Data entries:
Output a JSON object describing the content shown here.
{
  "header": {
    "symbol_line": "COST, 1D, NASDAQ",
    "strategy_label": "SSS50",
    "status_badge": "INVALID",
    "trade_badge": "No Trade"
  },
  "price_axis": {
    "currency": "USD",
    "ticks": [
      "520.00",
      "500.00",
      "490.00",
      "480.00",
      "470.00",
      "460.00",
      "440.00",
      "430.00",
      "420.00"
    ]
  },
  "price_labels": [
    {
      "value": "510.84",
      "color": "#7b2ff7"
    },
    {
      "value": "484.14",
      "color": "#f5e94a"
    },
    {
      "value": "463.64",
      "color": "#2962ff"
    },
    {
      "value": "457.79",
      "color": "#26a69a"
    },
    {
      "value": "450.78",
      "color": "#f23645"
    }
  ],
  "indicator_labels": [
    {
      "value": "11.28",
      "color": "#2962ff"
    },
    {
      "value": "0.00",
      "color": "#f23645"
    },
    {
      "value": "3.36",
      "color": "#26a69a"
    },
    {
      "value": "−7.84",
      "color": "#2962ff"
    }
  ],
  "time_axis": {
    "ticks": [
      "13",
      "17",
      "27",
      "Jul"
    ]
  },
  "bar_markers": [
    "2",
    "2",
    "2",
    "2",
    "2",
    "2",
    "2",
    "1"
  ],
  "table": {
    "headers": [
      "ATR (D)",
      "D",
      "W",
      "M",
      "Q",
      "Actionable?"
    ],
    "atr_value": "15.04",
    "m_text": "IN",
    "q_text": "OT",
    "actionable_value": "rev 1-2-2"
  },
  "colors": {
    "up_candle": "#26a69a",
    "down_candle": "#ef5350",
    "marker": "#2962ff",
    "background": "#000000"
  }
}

## GOAL
Write the complete data out, exactly as above.

## EXPECTED OUTPUT
Output a JSON object describing the content shown here.
{
  "header": {
    "symbol_line": "COST, 1D, NASDAQ",
    "strategy_label": "SSS50",
    "status_badge": "INVALID",
    "trade_badge": "No Trade"
  },
  "price_axis": {
    "currency": "USD",
    "ticks": [
      "520.00",
      "500.00",
      "490.00",
      "480.00",
      "470.00",
      "460.00",
      "440.00",
      "430.00",
      "420.00"
    ]
  },
  "price_labels": [
    {
      "value": "510.84",
      "color": "#7b2ff7"
    },
    {
      "value": "484.14",
      "color": "#f5e94a"
    },
    {
      "value": "463.64",
      "color": "#2962ff"
    },
    {
      "value": "457.79",
      "color": "#26a69a"
    },
    {
      "value": "450.78",
      "color": "#f23645"
    }
  ],
  "indicator_labels": [
    {
      "value": "11.28",
      "color": "#2962ff"
    },
    {
      "value": "0.00",
      "color": "#f23645"
    },
    {
      "value": "3.36",
      "color": "#26a69a"
    },
    {
      "value": "−7.84",
      "color": "#2962ff"
    }
  ],
  "time_axis": {
    "ticks": [
      "13",
      "17",
      "27",
      "Jul"
    ]
  },
  "bar_markers": [
    "2",
    "2",
    "2",
    "2",
    "2",
    "2",
    "2",
    "1"
  ],
  "table": {
    "headers": [
      "ATR (D)",
      "D",
      "W",
      "M",
      "Q",
      "Actionable?"
    ],
    "atr_value": "15.04",
    "m_text": "IN",
    "q_text": "OT",
    "actionable_value": "rev 1-2-2"
  },
  "colors": {
    "up_candle": "#26a69a",
    "down_candle": "#ef5350",
    "marker": "#2962ff",
    "background": "#000000"
  }
}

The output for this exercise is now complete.